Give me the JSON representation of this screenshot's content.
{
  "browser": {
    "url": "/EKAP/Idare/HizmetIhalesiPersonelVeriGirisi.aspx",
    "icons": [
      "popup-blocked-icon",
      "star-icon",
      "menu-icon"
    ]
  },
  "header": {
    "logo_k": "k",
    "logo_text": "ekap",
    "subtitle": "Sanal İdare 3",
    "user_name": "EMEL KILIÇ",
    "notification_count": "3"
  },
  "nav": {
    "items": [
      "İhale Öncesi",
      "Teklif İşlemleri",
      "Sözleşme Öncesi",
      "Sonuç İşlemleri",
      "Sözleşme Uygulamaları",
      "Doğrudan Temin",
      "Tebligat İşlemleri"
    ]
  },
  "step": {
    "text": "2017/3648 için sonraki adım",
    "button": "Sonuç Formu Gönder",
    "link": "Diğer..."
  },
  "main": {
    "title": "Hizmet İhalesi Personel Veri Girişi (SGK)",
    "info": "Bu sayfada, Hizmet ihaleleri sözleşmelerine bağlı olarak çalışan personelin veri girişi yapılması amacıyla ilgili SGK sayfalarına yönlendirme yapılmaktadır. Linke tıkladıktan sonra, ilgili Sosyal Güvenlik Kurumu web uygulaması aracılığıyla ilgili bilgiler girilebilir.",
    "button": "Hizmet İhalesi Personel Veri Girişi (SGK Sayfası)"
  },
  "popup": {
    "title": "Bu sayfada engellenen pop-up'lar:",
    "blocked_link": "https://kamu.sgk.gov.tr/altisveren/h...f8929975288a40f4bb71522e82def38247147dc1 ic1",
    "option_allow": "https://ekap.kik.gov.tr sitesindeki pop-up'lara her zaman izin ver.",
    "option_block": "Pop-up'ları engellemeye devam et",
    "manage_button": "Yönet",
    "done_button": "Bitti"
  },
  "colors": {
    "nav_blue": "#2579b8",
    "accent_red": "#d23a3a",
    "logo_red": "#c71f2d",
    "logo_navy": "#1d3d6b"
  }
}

====

| REQUIRED WORK |
Retype the listing above in full, with no alterations.

| RESPONSE |
Give me the JSON representation of this screenshot's content.
{
  "browser": {
    "url": "/EKAP/Idare/HizmetIhalesiPersonelVeriGirisi.aspx",
    "icons": [
      "popup-blocked-icon",
      "star-icon",
      "menu-icon"
    ]
  },
  "header": {
    "logo_k": "k",
    "logo_text": "ekap",
    "subtitle": "Sanal İdare 3",
    "user_name": "EMEL KILIÇ",
    "notification_count": "3"
  },
  "nav": {
    "items": [
      "İhale Öncesi",
      "Teklif İşlemleri",
      "Sözleşme Öncesi",
      "Sonuç İşlemleri",
      "Sözleşme Uygulamaları",
      "Doğrudan Temin",
      "Tebligat İşlemleri"
    ]
  },
  "step": {
    "text": "2017/3648 için sonraki adım",
    "button": "Sonuç Formu Gönder",
    "link": "Diğer..."
  },
  "main": {
    "title": "Hizmet İhalesi Personel Veri Girişi (SGK)",
    "info": "Bu sayfada, Hizmet ihaleleri sözleşmelerine bağlı olarak çalışan personelin veri girişi yapılması amacıyla ilgili SGK sayfalarına yönlendirme yapılmaktadır. Linke tıkladıktan sonra, ilgili Sosyal Güvenlik Kurumu web uygulaması aracılığıyla ilgili bilgiler girilebilir.",
    "button": "Hizmet İhalesi Personel Veri Girişi (SGK Sayfası)"
  },
  "popup": {
    "title": "Bu sayfada engellenen pop-up'lar:",
    "blocked_link": "https://kamu.sgk.gov.tr/altisveren/h...f8929975288a40f4bb71522e82def38247147dc1 ic1",
    "option_allow": "https://ekap.kik.gov.tr sitesindeki pop-up'lara her zaman izin ver.",
    "option_block": "Pop-up'ları engellemeye devam et",
    "manage_button": "Yönet",
    "done_button": "Bitti"
  },
  "colors": {
    "nav_blue": "#2579b8",
    "accent_red": "#d23a3a",
    "logo_red": "#c71f2d",
    "logo_navy": "#1d3d6b"
  }
}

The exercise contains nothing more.